_STATED PROBLEM_. Count lines, not occurrences: give the number of lines holding the word "coordinate", and nothing besides.
# # #
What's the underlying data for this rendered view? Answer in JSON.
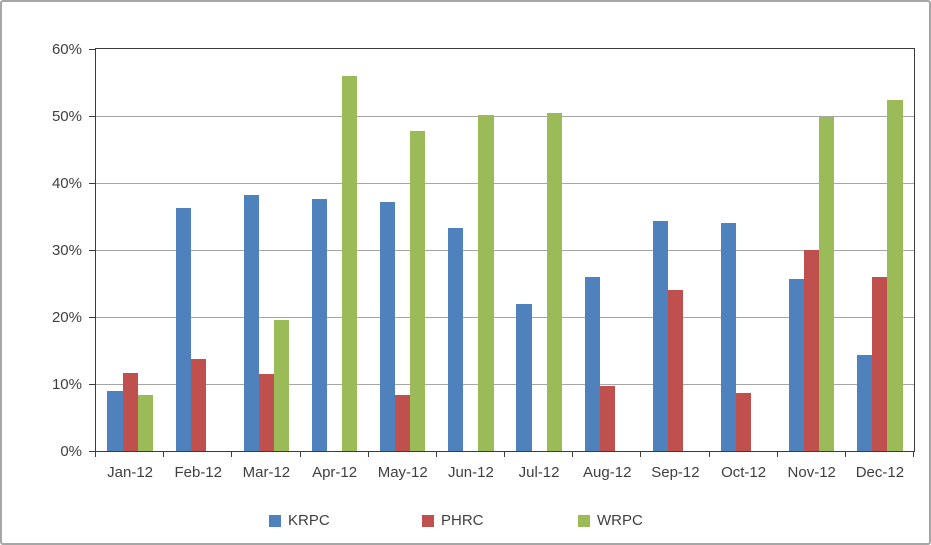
{
  "chart_data": {
    "type": "bar",
    "title": "",
    "categories": [
      "Jan-12",
      "Feb-12",
      "Mar-12",
      "Apr-12",
      "May-12",
      "Jun-12",
      "Jul-12",
      "Aug-12",
      "Sep-12",
      "Oct-12",
      "Nov-12",
      "Dec-12"
    ],
    "series": [
      {
        "name": "KRPC",
        "color": "#4F81BD",
        "values": [
          9.0,
          36.3,
          38.2,
          37.6,
          37.2,
          33.3,
          21.9,
          25.9,
          34.3,
          34.1,
          25.7,
          14.3
        ]
      },
      {
        "name": "PHRC",
        "color": "#C0504D",
        "values": [
          11.7,
          13.7,
          11.5,
          0,
          8.4,
          0,
          0,
          9.7,
          24.1,
          8.7,
          30.0,
          26.0
        ]
      },
      {
        "name": "WRPC",
        "color": "#9BBB59",
        "values": [
          8.4,
          0,
          19.6,
          56.0,
          47.8,
          50.2,
          50.4,
          0,
          0,
          0,
          49.9,
          52.4
        ]
      }
    ],
    "y_axis": {
      "min": 0,
      "max": 60,
      "step": 10,
      "tick_labels": [
        "0%",
        "10%",
        "20%",
        "30%",
        "40%",
        "50%",
        "60%"
      ],
      "format": "percent"
    },
    "x_axis": {
      "tick_labels": [
        "Jan-12",
        "Feb-12",
        "Mar-12",
        "Apr-12",
        "May-12",
        "Jun-12",
        "Jul-12",
        "Aug-12",
        "Sep-12",
        "Oct-12",
        "Nov-12",
        "Dec-12"
      ]
    },
    "grid": true,
    "legend_position": "bottom",
    "colors": {
      "gridline": "#A6A6A6",
      "axis": "#3B3B3B",
      "text": "#3F3F3F",
      "background": "#FFFFFF",
      "chart_border": "#A6A6A6"
    }
  }
}
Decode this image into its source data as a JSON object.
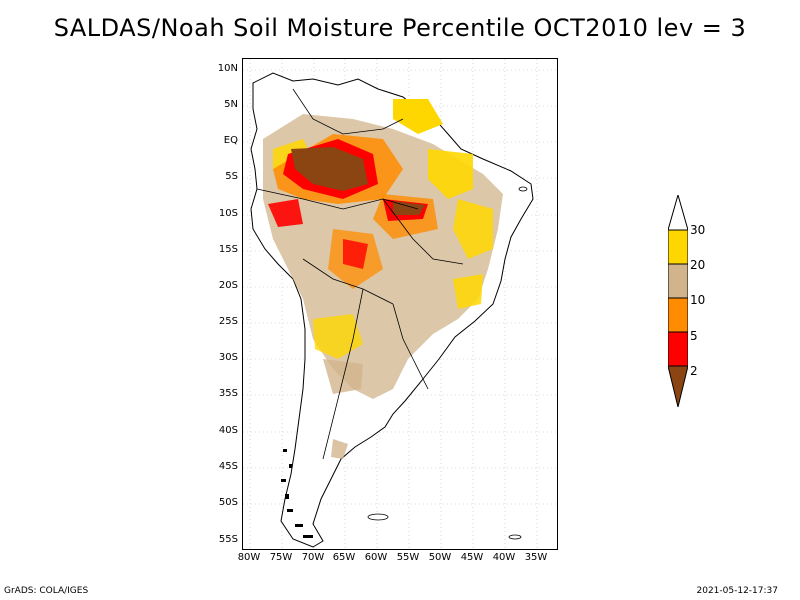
{
  "title": "SALDAS/Noah Soil Moisture Percentile OCT2010 lev = 3",
  "map": {
    "lat_labels": [
      "10N",
      "5N",
      "EQ",
      "5S",
      "10S",
      "15S",
      "20S",
      "25S",
      "30S",
      "35S",
      "40S",
      "45S",
      "50S",
      "55S"
    ],
    "lon_labels": [
      "80W",
      "75W",
      "70W",
      "65W",
      "60W",
      "55W",
      "50W",
      "45W",
      "40W",
      "35W"
    ]
  },
  "colorbar": {
    "labels": [
      "30",
      "20",
      "10",
      "5",
      "2"
    ],
    "colors": [
      "#ffffff",
      "#ffd700",
      "#d2b48c",
      "#ff8c00",
      "#ff0000",
      "#8b4513"
    ]
  },
  "footer": {
    "left": "GrADS: COLA/IGES",
    "right": "2021-05-12-17:37"
  }
}
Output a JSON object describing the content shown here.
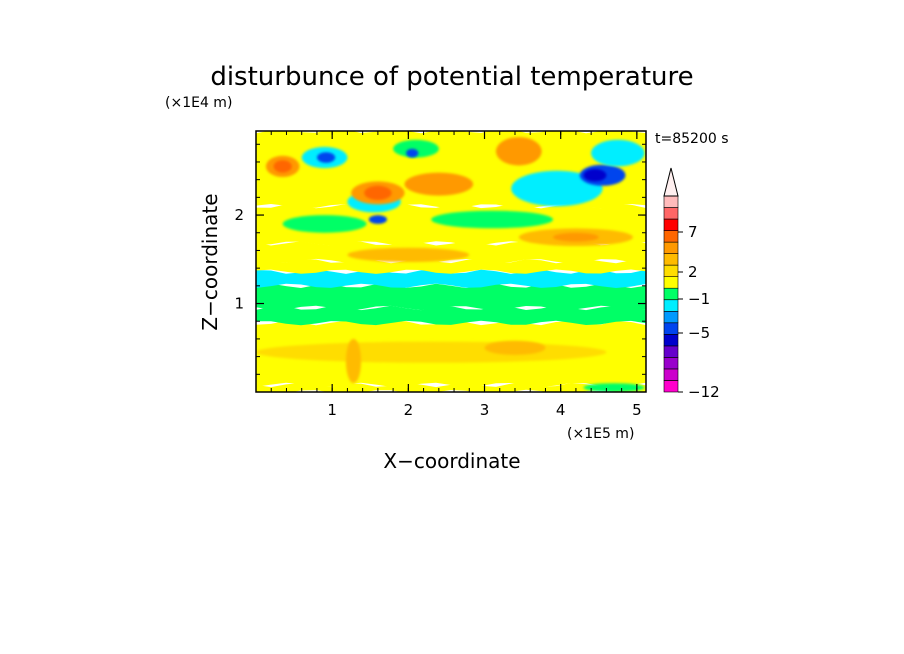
{
  "chart_data": {
    "type": "heatmap",
    "title": "disturbunce of potential temperature",
    "xlabel": "X−coordinate",
    "ylabel": "Z−coordinate",
    "x_unit": "(×1E5 m)",
    "y_unit": "(×1E4 m)",
    "time_label": "t=85200 s",
    "xlim": [
      0,
      5.12
    ],
    "ylim": [
      0,
      2.95
    ],
    "x_ticks": [
      1,
      2,
      3,
      4,
      5
    ],
    "y_ticks": [
      1,
      2
    ],
    "colorbar": {
      "levels": [
        -12,
        -10,
        -8,
        -7,
        -6,
        -5,
        -4,
        -3,
        -2,
        -1,
        0,
        1,
        2,
        3,
        4,
        5,
        6,
        7,
        8,
        9,
        10
      ],
      "colors": [
        "#ff00cc",
        "#cc00cc",
        "#9900cc",
        "#6600cc",
        "#0000cc",
        "#0044ee",
        "#0099ff",
        "#00eeff",
        "#00ff66",
        "#ffff00",
        "#ffdd00",
        "#ffbb00",
        "#ff9900",
        "#ff6600",
        "#ff0000",
        "#ff6666",
        "#ffbbbb"
      ],
      "tick_labels": [
        "7",
        "2",
        "−1",
        "−5",
        "−12"
      ],
      "extend": "max"
    },
    "bands": [
      {
        "z": [
          0.0,
          0.08
        ],
        "value": 1,
        "color": "#ffff00"
      },
      {
        "z": [
          0.08,
          0.78
        ],
        "value": 1,
        "color": "#ffff00"
      },
      {
        "z": [
          0.78,
          0.95
        ],
        "value": -1,
        "color": "#00ff66"
      },
      {
        "z": [
          0.95,
          1.2
        ],
        "value": -1,
        "color": "#00ff66"
      },
      {
        "z": [
          1.2,
          1.36
        ],
        "value": -2,
        "color": "#00eeff"
      },
      {
        "z": [
          1.36,
          1.48
        ],
        "value": 1,
        "color": "#ffff00"
      },
      {
        "z": [
          1.48,
          1.68
        ],
        "value": 1,
        "color": "#ffff00"
      },
      {
        "z": [
          1.68,
          2.1
        ],
        "value": 1,
        "color": "#ffff00"
      },
      {
        "z": [
          2.1,
          2.95
        ],
        "value": 1,
        "color": "#ffff00"
      }
    ],
    "blobs": [
      {
        "x": 0.35,
        "z": 2.55,
        "rx": 0.22,
        "rz": 0.12,
        "color": "#ff9900"
      },
      {
        "x": 0.35,
        "z": 2.55,
        "rx": 0.12,
        "rz": 0.07,
        "color": "#ff6600"
      },
      {
        "x": 0.9,
        "z": 2.65,
        "rx": 0.3,
        "rz": 0.12,
        "color": "#00eeff"
      },
      {
        "x": 0.92,
        "z": 2.65,
        "rx": 0.12,
        "rz": 0.06,
        "color": "#0044ee"
      },
      {
        "x": 1.55,
        "z": 2.15,
        "rx": 0.35,
        "rz": 0.12,
        "color": "#00eeff"
      },
      {
        "x": 1.6,
        "z": 2.25,
        "rx": 0.35,
        "rz": 0.13,
        "color": "#ff9900"
      },
      {
        "x": 1.6,
        "z": 2.25,
        "rx": 0.18,
        "rz": 0.08,
        "color": "#ff6600"
      },
      {
        "x": 1.6,
        "z": 1.95,
        "rx": 0.12,
        "rz": 0.05,
        "color": "#0044ee"
      },
      {
        "x": 2.4,
        "z": 2.35,
        "rx": 0.45,
        "rz": 0.13,
        "color": "#ff9900"
      },
      {
        "x": 2.1,
        "z": 2.75,
        "rx": 0.3,
        "rz": 0.1,
        "color": "#00ff66"
      },
      {
        "x": 2.05,
        "z": 2.7,
        "rx": 0.08,
        "rz": 0.05,
        "color": "#0044ee"
      },
      {
        "x": 3.45,
        "z": 2.72,
        "rx": 0.3,
        "rz": 0.16,
        "color": "#ff9900"
      },
      {
        "x": 3.95,
        "z": 2.3,
        "rx": 0.6,
        "rz": 0.2,
        "color": "#00eeff"
      },
      {
        "x": 4.55,
        "z": 2.45,
        "rx": 0.3,
        "rz": 0.12,
        "color": "#0044ee"
      },
      {
        "x": 4.45,
        "z": 2.45,
        "rx": 0.15,
        "rz": 0.07,
        "color": "#0000cc"
      },
      {
        "x": 4.75,
        "z": 2.7,
        "rx": 0.35,
        "rz": 0.15,
        "color": "#00eeff"
      },
      {
        "x": 4.2,
        "z": 1.75,
        "rx": 0.75,
        "rz": 0.1,
        "color": "#ffbb00"
      },
      {
        "x": 4.2,
        "z": 1.75,
        "rx": 0.3,
        "rz": 0.05,
        "color": "#ff9900"
      },
      {
        "x": 3.1,
        "z": 1.95,
        "rx": 0.8,
        "rz": 0.1,
        "color": "#00ff66"
      },
      {
        "x": 0.9,
        "z": 1.9,
        "rx": 0.55,
        "rz": 0.1,
        "color": "#00ff66"
      },
      {
        "x": 2.0,
        "z": 1.55,
        "rx": 0.8,
        "rz": 0.08,
        "color": "#ffbb00"
      },
      {
        "x": 2.3,
        "z": 0.45,
        "rx": 2.3,
        "rz": 0.12,
        "color": "#ffdd00"
      },
      {
        "x": 1.28,
        "z": 0.35,
        "rx": 0.1,
        "rz": 0.25,
        "color": "#ffbb00"
      },
      {
        "x": 3.4,
        "z": 0.5,
        "rx": 0.4,
        "rz": 0.08,
        "color": "#ffbb00"
      },
      {
        "x": 4.7,
        "z": 0.05,
        "rx": 0.4,
        "rz": 0.05,
        "color": "#00ff66"
      }
    ]
  }
}
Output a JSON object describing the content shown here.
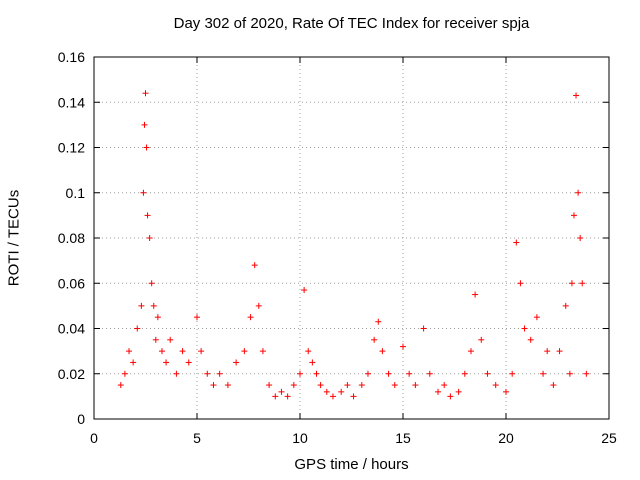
{
  "chart_data": {
    "type": "scatter",
    "title": "Day 302 of 2020, Rate Of TEC Index for receiver spja",
    "xlabel": "GPS time / hours",
    "ylabel": "ROTI / TECUs",
    "xlim": [
      0,
      25
    ],
    "ylim": [
      0,
      0.16
    ],
    "x_ticks": [
      "0",
      "5",
      "10",
      "15",
      "20",
      "25"
    ],
    "y_ticks": [
      "0",
      "0.02",
      "0.04",
      "0.06",
      "0.08",
      "0.1",
      "0.12",
      "0.14",
      "0.16"
    ],
    "grid": true,
    "marker": "+",
    "series_color": "#ff0000",
    "series": [
      {
        "x": [
          1.3,
          1.5,
          1.7,
          1.9,
          2.1,
          2.3,
          2.4,
          2.45,
          2.5,
          2.55,
          2.6,
          2.7,
          2.8,
          2.9,
          3.0,
          3.1,
          3.3,
          3.5,
          3.7,
          4.0,
          4.3,
          4.6,
          5.0,
          5.2,
          5.5,
          5.8,
          6.1,
          6.5,
          6.9,
          7.3,
          7.6,
          7.8,
          8.0,
          8.2,
          8.5,
          8.8,
          9.1,
          9.4,
          9.7,
          10.0,
          10.2,
          10.4,
          10.6,
          10.8,
          11.0,
          11.3,
          11.6,
          12.0,
          12.3,
          12.6,
          13.0,
          13.3,
          13.6,
          13.8,
          14.0,
          14.3,
          14.6,
          15.0,
          15.3,
          15.6,
          16.0,
          16.3,
          16.7,
          17.0,
          17.3,
          17.7,
          18.0,
          18.3,
          18.5,
          18.8,
          19.1,
          19.5,
          20.0,
          20.3,
          20.5,
          20.7,
          20.9,
          21.2,
          21.5,
          21.8,
          22.0,
          22.3,
          22.6,
          22.9,
          23.1,
          23.2,
          23.3,
          23.4,
          23.5,
          23.6,
          23.7,
          23.9
        ],
        "y": [
          0.015,
          0.02,
          0.03,
          0.025,
          0.04,
          0.05,
          0.1,
          0.13,
          0.144,
          0.12,
          0.09,
          0.08,
          0.06,
          0.05,
          0.035,
          0.045,
          0.03,
          0.025,
          0.035,
          0.02,
          0.03,
          0.025,
          0.045,
          0.03,
          0.02,
          0.015,
          0.02,
          0.015,
          0.025,
          0.03,
          0.045,
          0.068,
          0.05,
          0.03,
          0.015,
          0.01,
          0.012,
          0.01,
          0.015,
          0.02,
          0.057,
          0.03,
          0.025,
          0.02,
          0.015,
          0.012,
          0.01,
          0.012,
          0.015,
          0.01,
          0.015,
          0.02,
          0.035,
          0.043,
          0.03,
          0.02,
          0.015,
          0.032,
          0.02,
          0.015,
          0.04,
          0.02,
          0.012,
          0.015,
          0.01,
          0.012,
          0.02,
          0.03,
          0.055,
          0.035,
          0.02,
          0.015,
          0.012,
          0.02,
          0.078,
          0.06,
          0.04,
          0.035,
          0.045,
          0.02,
          0.03,
          0.015,
          0.03,
          0.05,
          0.02,
          0.06,
          0.09,
          0.143,
          0.1,
          0.08,
          0.06,
          0.02
        ]
      }
    ]
  }
}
# # #
_EXERCISE OUTPUT_. 2